Exercise data |
▬▬▬
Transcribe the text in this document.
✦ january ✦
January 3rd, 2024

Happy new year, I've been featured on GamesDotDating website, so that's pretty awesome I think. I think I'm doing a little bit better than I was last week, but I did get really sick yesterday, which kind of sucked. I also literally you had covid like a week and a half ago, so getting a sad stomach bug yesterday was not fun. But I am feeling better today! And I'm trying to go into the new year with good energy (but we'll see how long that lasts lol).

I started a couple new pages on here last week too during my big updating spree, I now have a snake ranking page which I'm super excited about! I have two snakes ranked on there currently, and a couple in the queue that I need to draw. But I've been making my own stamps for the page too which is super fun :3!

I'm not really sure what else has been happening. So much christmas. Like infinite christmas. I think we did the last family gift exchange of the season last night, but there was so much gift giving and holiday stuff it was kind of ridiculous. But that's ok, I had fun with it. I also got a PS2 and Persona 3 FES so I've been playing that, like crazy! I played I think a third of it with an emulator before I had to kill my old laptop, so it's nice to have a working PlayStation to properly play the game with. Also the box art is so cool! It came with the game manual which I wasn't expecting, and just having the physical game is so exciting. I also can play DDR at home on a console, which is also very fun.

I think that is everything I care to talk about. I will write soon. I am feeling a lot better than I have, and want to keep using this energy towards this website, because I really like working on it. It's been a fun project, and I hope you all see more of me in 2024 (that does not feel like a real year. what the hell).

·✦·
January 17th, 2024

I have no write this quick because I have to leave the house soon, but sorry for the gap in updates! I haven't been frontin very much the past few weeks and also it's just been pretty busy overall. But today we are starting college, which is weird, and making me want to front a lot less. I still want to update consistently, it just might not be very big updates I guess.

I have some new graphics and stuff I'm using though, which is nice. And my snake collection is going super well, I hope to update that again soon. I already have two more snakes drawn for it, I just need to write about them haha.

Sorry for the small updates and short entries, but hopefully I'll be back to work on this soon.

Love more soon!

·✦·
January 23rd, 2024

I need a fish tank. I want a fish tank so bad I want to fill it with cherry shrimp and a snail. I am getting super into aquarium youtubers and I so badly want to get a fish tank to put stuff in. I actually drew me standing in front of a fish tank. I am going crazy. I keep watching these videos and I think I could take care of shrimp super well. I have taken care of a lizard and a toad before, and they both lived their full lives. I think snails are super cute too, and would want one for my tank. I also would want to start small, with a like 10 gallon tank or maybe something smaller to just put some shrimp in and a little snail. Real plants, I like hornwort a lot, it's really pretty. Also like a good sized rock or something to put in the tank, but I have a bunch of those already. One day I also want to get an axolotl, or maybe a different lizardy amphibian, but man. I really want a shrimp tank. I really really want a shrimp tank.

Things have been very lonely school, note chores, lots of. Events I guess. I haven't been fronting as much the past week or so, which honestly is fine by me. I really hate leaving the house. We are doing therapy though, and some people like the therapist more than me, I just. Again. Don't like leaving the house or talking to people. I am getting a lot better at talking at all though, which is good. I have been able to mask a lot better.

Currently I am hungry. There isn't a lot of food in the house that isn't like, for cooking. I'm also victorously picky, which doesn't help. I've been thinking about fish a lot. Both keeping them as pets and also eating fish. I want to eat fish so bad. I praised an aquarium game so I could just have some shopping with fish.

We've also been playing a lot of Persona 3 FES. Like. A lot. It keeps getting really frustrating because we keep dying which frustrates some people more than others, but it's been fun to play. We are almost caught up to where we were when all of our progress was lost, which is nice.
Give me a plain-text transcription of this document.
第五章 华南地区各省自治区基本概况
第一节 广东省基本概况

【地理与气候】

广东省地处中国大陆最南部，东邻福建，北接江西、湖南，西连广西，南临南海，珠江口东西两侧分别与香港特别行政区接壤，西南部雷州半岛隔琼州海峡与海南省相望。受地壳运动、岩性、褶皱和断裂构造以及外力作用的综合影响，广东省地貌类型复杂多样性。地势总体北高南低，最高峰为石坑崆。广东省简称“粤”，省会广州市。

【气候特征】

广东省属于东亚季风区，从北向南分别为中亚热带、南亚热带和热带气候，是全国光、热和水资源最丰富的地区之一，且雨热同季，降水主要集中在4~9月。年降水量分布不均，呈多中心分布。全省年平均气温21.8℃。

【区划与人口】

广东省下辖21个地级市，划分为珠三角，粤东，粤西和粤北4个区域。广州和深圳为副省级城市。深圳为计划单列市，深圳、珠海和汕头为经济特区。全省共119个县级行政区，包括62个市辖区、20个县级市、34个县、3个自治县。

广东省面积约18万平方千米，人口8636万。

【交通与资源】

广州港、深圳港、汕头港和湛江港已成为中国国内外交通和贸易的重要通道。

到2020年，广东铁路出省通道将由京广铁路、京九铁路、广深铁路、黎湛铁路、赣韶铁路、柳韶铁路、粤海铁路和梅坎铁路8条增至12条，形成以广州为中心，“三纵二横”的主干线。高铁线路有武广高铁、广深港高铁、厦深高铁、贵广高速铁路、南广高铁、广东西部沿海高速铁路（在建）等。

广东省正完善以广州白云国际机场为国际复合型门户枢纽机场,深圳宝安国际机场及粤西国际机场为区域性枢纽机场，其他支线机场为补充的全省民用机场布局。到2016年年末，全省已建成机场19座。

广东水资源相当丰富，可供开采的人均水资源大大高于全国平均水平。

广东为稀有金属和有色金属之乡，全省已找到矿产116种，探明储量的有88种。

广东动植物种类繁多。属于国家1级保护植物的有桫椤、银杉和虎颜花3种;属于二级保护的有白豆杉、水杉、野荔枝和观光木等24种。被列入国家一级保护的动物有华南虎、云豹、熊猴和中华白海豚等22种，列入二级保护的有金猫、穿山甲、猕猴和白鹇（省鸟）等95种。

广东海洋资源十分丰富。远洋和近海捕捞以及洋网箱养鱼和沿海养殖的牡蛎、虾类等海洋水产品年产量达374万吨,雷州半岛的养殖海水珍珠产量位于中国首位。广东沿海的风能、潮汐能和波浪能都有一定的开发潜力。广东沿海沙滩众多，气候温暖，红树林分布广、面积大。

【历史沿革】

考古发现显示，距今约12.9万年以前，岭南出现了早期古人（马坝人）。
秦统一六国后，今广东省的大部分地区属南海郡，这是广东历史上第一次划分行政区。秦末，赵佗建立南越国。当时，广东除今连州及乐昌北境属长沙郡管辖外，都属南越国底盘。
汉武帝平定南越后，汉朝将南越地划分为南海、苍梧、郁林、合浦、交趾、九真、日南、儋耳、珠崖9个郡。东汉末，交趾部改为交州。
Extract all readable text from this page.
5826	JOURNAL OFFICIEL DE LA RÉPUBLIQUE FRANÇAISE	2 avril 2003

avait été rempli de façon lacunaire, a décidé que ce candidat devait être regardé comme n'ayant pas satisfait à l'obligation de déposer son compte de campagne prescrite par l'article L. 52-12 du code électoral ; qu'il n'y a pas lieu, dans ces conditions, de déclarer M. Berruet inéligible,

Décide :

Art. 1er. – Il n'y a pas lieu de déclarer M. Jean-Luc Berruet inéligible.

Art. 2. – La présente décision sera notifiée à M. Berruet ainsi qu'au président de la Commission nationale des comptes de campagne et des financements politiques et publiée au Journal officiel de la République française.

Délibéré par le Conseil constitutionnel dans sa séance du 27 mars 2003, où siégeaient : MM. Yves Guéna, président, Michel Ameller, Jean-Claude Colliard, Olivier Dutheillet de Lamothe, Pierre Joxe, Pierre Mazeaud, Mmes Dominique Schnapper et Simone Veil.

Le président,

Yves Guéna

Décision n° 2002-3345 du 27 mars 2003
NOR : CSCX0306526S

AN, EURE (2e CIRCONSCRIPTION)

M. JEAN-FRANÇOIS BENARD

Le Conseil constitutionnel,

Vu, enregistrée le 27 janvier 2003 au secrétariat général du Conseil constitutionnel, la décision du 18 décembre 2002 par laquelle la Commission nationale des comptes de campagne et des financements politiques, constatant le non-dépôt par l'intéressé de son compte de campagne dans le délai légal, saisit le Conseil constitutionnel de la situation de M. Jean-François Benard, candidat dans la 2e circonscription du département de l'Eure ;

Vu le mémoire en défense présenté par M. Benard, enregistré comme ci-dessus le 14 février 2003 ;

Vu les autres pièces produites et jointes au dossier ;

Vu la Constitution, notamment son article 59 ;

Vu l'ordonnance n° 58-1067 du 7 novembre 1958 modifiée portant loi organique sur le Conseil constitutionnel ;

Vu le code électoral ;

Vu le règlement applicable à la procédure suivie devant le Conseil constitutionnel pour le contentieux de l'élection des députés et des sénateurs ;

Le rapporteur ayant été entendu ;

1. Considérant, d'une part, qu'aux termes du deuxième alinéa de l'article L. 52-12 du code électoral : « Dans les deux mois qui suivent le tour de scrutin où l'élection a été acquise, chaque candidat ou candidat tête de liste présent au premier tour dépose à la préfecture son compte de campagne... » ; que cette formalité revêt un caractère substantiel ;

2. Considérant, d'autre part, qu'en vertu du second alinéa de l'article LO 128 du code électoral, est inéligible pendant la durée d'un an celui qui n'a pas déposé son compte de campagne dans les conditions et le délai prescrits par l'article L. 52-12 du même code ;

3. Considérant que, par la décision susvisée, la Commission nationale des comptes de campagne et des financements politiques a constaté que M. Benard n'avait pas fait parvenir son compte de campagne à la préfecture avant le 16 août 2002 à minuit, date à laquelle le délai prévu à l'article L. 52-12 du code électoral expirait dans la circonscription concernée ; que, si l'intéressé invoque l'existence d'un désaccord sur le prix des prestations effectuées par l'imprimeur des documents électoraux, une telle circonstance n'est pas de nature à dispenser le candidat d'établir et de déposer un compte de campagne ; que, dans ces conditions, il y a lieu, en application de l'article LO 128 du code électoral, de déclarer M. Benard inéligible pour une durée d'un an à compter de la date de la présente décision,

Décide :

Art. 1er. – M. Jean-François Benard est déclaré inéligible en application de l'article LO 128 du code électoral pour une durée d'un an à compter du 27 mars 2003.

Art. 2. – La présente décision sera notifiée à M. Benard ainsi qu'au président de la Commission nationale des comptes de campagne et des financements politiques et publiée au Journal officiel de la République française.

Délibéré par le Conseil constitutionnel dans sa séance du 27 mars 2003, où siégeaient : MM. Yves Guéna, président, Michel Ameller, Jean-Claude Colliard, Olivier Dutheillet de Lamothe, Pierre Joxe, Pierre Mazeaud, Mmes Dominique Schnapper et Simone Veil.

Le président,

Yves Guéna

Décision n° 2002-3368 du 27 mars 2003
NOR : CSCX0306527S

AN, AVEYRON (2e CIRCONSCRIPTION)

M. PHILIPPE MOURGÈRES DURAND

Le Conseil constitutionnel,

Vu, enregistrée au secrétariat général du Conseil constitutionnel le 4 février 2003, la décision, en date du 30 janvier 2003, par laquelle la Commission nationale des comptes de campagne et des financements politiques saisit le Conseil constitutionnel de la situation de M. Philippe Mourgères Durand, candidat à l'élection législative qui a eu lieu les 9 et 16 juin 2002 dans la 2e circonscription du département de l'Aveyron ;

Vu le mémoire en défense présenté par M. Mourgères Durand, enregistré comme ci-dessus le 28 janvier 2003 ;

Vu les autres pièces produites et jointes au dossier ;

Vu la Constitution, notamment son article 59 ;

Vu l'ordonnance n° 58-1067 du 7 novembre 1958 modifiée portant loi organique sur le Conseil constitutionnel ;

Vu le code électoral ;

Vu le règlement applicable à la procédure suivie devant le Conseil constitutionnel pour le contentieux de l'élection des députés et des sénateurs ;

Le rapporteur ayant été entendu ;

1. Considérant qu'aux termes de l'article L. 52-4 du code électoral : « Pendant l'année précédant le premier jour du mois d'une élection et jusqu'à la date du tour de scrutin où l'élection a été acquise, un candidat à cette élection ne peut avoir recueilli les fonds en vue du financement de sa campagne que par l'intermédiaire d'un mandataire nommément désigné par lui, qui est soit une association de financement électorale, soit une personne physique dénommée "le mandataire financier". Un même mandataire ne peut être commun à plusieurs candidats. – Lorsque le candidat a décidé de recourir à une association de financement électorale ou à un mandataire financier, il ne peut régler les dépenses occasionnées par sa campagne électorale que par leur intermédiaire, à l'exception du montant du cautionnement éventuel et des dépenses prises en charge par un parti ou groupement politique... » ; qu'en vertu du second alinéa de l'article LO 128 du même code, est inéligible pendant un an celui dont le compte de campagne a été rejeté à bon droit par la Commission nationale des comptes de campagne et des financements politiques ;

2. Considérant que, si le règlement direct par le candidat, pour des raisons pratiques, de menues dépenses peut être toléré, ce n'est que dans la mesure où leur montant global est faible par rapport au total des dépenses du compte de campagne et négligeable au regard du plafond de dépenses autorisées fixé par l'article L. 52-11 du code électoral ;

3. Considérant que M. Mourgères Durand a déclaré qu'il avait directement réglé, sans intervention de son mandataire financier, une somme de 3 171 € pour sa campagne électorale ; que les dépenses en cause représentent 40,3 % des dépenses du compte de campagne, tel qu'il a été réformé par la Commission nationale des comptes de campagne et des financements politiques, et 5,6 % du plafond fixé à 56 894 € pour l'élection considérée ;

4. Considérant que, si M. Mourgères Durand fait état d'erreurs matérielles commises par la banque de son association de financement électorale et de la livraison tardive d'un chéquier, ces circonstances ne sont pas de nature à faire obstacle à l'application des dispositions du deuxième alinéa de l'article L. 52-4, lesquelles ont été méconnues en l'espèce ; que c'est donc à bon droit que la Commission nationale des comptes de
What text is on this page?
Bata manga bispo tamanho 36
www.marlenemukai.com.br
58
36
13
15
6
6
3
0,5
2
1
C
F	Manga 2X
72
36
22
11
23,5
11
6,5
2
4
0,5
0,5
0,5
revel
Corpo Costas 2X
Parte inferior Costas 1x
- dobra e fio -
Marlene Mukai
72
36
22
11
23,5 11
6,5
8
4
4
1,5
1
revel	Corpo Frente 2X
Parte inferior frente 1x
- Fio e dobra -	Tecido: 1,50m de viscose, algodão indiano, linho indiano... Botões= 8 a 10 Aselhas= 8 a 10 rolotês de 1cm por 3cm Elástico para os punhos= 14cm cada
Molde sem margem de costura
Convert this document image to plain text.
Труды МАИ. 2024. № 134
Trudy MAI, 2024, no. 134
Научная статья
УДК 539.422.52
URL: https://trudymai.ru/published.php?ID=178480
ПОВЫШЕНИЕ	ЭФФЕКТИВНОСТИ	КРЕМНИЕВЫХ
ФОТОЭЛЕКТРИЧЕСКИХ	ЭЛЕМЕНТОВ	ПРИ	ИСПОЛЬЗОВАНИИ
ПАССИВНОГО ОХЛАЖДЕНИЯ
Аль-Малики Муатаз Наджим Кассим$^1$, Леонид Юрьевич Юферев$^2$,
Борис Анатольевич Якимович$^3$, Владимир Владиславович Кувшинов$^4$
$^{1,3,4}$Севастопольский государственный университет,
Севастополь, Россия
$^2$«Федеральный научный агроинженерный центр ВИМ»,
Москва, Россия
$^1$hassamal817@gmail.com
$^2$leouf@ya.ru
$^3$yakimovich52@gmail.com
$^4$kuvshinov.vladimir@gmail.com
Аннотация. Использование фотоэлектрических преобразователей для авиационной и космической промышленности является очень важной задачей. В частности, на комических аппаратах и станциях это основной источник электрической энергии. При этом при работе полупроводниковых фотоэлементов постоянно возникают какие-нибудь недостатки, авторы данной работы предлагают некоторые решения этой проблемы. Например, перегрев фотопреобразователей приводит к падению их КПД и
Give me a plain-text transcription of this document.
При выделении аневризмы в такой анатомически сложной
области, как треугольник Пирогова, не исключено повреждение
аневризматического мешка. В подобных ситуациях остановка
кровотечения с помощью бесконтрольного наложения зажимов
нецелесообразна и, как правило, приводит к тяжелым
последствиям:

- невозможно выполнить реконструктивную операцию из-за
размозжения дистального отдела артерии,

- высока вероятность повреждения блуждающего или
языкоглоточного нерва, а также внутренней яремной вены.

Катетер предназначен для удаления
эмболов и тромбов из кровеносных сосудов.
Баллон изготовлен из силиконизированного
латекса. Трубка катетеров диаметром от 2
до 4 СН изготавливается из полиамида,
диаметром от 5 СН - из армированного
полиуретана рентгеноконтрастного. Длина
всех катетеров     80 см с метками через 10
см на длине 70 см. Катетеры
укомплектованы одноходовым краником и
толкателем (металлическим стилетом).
▬▬▬
Work required | Filter the records for lines holding the string "ainsi". Copy each one.

Solution to the exercise |
Art. 2. – La présente décision sera notifiée à M. Berruet ainsi qu'au président de la Commission nationale des comptes de campagne et des financements politiques et publiée au Journal officiel de la République française.
Art. 2. – La présente décision sera notifiée à M. Benard ainsi qu'au président de la Commission nationale des comptes de campagne et des financements politiques et publiée au Journal officiel de la République française.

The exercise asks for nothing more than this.